Items from a figure collection
⁂

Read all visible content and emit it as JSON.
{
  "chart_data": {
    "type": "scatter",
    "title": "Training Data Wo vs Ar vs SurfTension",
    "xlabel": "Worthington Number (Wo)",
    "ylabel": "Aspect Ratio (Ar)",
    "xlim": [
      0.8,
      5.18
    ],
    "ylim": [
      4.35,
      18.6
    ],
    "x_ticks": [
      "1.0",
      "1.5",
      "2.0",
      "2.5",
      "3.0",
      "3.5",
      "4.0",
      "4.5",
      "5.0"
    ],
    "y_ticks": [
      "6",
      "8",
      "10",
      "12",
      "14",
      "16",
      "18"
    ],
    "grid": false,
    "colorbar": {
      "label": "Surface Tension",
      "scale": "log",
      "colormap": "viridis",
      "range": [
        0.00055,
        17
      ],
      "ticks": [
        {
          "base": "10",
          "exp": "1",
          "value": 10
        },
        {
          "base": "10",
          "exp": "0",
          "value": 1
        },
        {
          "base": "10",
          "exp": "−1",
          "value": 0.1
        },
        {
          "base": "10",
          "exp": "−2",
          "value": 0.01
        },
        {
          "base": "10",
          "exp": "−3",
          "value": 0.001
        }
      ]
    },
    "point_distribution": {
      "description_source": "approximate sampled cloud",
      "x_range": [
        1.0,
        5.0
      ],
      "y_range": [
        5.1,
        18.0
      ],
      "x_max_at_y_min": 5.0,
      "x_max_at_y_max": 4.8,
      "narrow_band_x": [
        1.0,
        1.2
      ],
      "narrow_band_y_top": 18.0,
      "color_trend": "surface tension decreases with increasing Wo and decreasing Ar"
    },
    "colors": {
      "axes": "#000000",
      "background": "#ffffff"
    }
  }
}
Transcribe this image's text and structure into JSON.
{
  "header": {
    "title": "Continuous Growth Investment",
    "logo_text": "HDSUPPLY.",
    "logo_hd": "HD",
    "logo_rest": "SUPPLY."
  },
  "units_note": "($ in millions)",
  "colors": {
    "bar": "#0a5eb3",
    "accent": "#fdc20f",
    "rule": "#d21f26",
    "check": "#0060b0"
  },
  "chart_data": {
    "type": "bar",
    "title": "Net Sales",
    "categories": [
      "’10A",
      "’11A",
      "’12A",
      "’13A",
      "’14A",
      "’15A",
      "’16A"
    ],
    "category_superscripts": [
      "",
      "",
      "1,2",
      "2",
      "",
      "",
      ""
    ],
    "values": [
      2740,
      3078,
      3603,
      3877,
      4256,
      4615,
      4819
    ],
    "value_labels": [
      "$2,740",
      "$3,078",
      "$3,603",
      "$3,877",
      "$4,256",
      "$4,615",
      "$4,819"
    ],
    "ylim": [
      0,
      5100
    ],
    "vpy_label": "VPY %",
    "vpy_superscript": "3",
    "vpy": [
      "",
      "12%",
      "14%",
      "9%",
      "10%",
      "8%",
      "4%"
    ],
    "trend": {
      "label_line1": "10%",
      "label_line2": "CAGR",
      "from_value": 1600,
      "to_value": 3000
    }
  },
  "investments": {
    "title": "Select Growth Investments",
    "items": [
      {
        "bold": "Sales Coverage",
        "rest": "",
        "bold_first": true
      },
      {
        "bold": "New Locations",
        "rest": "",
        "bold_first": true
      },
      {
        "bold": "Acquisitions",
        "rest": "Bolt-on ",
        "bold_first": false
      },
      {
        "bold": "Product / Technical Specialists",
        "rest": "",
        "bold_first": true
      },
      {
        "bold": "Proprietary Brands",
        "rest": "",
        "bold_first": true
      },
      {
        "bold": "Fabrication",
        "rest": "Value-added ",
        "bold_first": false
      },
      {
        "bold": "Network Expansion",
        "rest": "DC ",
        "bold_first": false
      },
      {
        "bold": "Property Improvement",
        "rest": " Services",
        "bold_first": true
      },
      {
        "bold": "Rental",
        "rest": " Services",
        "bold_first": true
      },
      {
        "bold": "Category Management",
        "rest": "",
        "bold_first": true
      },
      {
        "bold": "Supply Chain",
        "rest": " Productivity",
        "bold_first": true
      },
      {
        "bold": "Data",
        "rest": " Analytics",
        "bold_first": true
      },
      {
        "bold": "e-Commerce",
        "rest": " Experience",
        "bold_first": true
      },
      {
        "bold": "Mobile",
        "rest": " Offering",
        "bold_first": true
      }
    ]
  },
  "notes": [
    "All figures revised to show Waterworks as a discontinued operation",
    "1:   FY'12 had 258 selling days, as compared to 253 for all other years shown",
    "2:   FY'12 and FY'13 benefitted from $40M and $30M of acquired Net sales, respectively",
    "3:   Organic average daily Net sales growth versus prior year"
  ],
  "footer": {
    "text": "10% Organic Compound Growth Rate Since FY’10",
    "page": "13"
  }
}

⁂

• TASK TO CARRY OUT: Write the data back out verbatim.

• ANSWER TO THE PROBLEM:
Read all visible content and emit it as JSON.
{
  "chart_data": {
    "type": "scatter",
    "title": "Training Data Wo vs Ar vs SurfTension",
    "xlabel": "Worthington Number (Wo)",
    "ylabel": "Aspect Ratio (Ar)",
    "xlim": [
      0.8,
      5.18
    ],
    "ylim": [
      4.35,
      18.6
    ],
    "x_ticks": [
      "1.0",
      "1.5",
      "2.0",
      "2.5",
      "3.0",
      "3.5",
      "4.0",
      "4.5",
      "5.0"
    ],
    "y_ticks": [
      "6",
      "8",
      "10",
      "12",
      "14",
      "16",
      "18"
    ],
    "grid": false,
    "colorbar": {
      "label": "Surface Tension",
      "scale": "log",
      "colormap": "viridis",
      "range": [
        0.00055,
        17
      ],
      "ticks": [
        {
          "base": "10",
          "exp": "1",
          "value": 10
        },
        {
          "base": "10",
          "exp": "0",
          "value": 1
        },
        {
          "base": "10",
          "exp": "−1",
          "value": 0.1
        },
        {
          "base": "10",
          "exp": "−2",
          "value": 0.01
        },
        {
          "base": "10",
          "exp": "−3",
          "value": 0.001
        }
      ]
    },
    "point_distribution": {
      "description_source": "approximate sampled cloud",
      "x_range": [
        1.0,
        5.0
      ],
      "y_range": [
        5.1,
        18.0
      ],
      "x_max_at_y_min": 5.0,
      "x_max_at_y_max": 4.8,
      "narrow_band_x": [
        1.0,
        1.2
      ],
      "narrow_band_y_top": 18.0,
      "color_trend": "surface tension decreases with increasing Wo and decreasing Ar"
    },
    "colors": {
      "axes": "#000000",
      "background": "#ffffff"
    }
  }
}
Transcribe this image's text and structure into JSON.
{
  "header": {
    "title": "Continuous Growth Investment",
    "logo_text": "HDSUPPLY.",
    "logo_hd": "HD",
    "logo_rest": "SUPPLY."
  },
  "units_note": "($ in millions)",
  "colors": {
    "bar": "#0a5eb3",
    "accent": "#fdc20f",
    "rule": "#d21f26",
    "check": "#0060b0"
  },
  "chart_data": {
    "type": "bar",
    "title": "Net Sales",
    "categories": [
      "’10A",
      "’11A",
      "’12A",
      "’13A",
      "’14A",
      "’15A",
      "’16A"
    ],
    "category_superscripts": [
      "",
      "",
      "1,2",
      "2",
      "",
      "",
      ""
    ],
    "values": [
      2740,
      3078,
      3603,
      3877,
      4256,
      4615,
      4819
    ],
    "value_labels": [
      "$2,740",
      "$3,078",
      "$3,603",
      "$3,877",
      "$4,256",
      "$4,615",
      "$4,819"
    ],
    "ylim": [
      0,
      5100
    ],
    "vpy_label": "VPY %",
    "vpy_superscript": "3",
    "vpy": [
      "",
      "12%",
      "14%",
      "9%",
      "10%",
      "8%",
      "4%"
    ],
    "trend": {
      "label_line1": "10%",
      "label_line2": "CAGR",
      "from_value": 1600,
      "to_value": 3000
    }
  },
  "investments": {
    "title": "Select Growth Investments",
    "items": [
      {
        "bold": "Sales Coverage",
        "rest": "",
        "bold_first": true
      },
      {
        "bold": "New Locations",
        "rest": "",
        "bold_first": true
      },
      {
        "bold": "Acquisitions",
        "rest": "Bolt-on ",
        "bold_first": false
      },
      {
        "bold": "Product / Technical Specialists",
        "rest": "",
        "bold_first": true
      },
      {
        "bold": "Proprietary Brands",
        "rest": "",
        "bold_first": true
      },
      {
        "bold": "Fabrication",
        "rest": "Value-added ",
        "bold_first": false
      },
      {
        "bold": "Network Expansion",
        "rest": "DC ",
        "bold_first": false
      },
      {
        "bold": "Property Improvement",
        "rest": " Services",
        "bold_first": true
      },
      {
        "bold": "Rental",
        "rest": " Services",
        "bold_first": true
      },
      {
        "bold": "Category Management",
        "rest": "",
        "bold_first": true
      },
      {
        "bold": "Supply Chain",
        "rest": " Productivity",
        "bold_first": true
      },
      {
        "bold": "Data",
        "rest": " Analytics",
        "bold_first": true
      },
      {
        "bold": "e-Commerce",
        "rest": " Experience",
        "bold_first": true
      },
      {
        "bold": "Mobile",
        "rest": " Offering",
        "bold_first": true
      }
    ]
  },
  "notes": [
    "All figures revised to show Waterworks as a discontinued operation",
    "1:   FY'12 had 258 selling days, as compared to 253 for all other years shown",
    "2:   FY'12 and FY'13 benefitted from $40M and $30M of acquired Net sales, respectively",
    "3:   Organic average daily Net sales growth versus prior year"
  ],
  "footer": {
    "text": "10% Organic Compound Growth Rate Since FY’10",
    "page": "13"
  }
}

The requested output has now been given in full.